───── STORED ROWS ─────

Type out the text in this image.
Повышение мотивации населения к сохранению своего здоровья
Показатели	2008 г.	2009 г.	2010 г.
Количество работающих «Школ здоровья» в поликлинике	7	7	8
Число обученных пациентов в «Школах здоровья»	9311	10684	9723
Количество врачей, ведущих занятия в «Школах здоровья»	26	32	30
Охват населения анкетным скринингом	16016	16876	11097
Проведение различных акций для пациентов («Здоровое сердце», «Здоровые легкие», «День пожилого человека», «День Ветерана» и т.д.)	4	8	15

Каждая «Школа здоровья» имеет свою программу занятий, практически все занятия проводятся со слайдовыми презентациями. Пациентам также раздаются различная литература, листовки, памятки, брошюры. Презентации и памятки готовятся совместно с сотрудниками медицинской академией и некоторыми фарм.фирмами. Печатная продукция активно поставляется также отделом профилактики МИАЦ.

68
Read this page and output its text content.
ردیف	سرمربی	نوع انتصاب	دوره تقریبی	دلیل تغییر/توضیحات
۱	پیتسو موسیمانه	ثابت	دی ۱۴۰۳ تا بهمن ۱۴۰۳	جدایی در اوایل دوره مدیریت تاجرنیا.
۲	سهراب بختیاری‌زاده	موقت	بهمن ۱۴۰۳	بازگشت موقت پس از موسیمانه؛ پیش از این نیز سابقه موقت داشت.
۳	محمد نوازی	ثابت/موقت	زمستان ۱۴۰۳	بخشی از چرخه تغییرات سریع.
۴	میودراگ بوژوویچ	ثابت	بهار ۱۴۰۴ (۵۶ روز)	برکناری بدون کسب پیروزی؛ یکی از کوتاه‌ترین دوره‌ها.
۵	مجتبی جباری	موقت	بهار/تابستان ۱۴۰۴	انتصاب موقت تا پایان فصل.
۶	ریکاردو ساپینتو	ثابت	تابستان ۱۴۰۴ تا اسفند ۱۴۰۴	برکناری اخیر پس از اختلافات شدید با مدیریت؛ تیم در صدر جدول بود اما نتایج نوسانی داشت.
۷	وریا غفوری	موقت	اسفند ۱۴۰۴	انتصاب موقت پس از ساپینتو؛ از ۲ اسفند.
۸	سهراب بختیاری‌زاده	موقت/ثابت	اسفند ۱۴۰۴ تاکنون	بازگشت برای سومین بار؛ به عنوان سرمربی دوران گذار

─────

Each line of the listing above should be output exactly.

• SOLUTION TO THE EXERCISE:
Type out the text in this image.
Повышение мотивации населения к сохранению своего здоровья
Показатели	2008 г.	2009 г.	2010 г.
Количество работающих «Школ здоровья» в поликлинике	7	7	8
Число обученных пациентов в «Школах здоровья»	9311	10684	9723
Количество врачей, ведущих занятия в «Школах здоровья»	26	32	30
Охват населения анкетным скринингом	16016	16876	11097
Проведение различных акций для пациентов («Здоровое сердце», «Здоровые легкие», «День пожилого человека», «День Ветерана» и т.д.)	4	8	15

Каждая «Школа здоровья» имеет свою программу занятий, практически все занятия проводятся со слайдовыми презентациями. Пациентам также раздаются различная литература, листовки, памятки, брошюры. Презентации и памятки готовятся совместно с сотрудниками медицинской академией и некоторыми фарм.фирмами. Печатная продукция активно поставляется также отделом профилактики МИАЦ.

68
Read this page and output its text content.
ردیف	سرمربی	نوع انتصاب	دوره تقریبی	دلیل تغییر/توضیحات
۱	پیتسو موسیمانه	ثابت	دی ۱۴۰۳ تا بهمن ۱۴۰۳	جدایی در اوایل دوره مدیریت تاجرنیا.
۲	سهراب بختیاری‌زاده	موقت	بهمن ۱۴۰۳	بازگشت موقت پس از موسیمانه؛ پیش از این نیز سابقه موقت داشت.
۳	محمد نوازی	ثابت/موقت	زمستان ۱۴۰۳	بخشی از چرخه تغییرات سریع.
۴	میودراگ بوژوویچ	ثابت	بهار ۱۴۰۴ (۵۶ روز)	برکناری بدون کسب پیروزی؛ یکی از کوتاه‌ترین دوره‌ها.
۵	مجتبی جباری	موقت	بهار/تابستان ۱۴۰۴	انتصاب موقت تا پایان فصل.
۶	ریکاردو ساپینتو	ثابت	تابستان ۱۴۰۴ تا اسفند ۱۴۰۴	برکناری اخیر پس از اختلافات شدید با مدیریت؛ تیم در صدر جدول بود اما نتایج نوسانی داشت.
۷	وریا غفوری	موقت	اسفند ۱۴۰۴	انتصاب موقت پس از ساپینتو؛ از ۲ اسفند.
۸	سهراب بختیاری‌زاده	موقت/ثابت	اسفند ۱۴۰۴ تاکنون	بازگشت برای سومین بار؛ به عنوان سرمربی دوران گذار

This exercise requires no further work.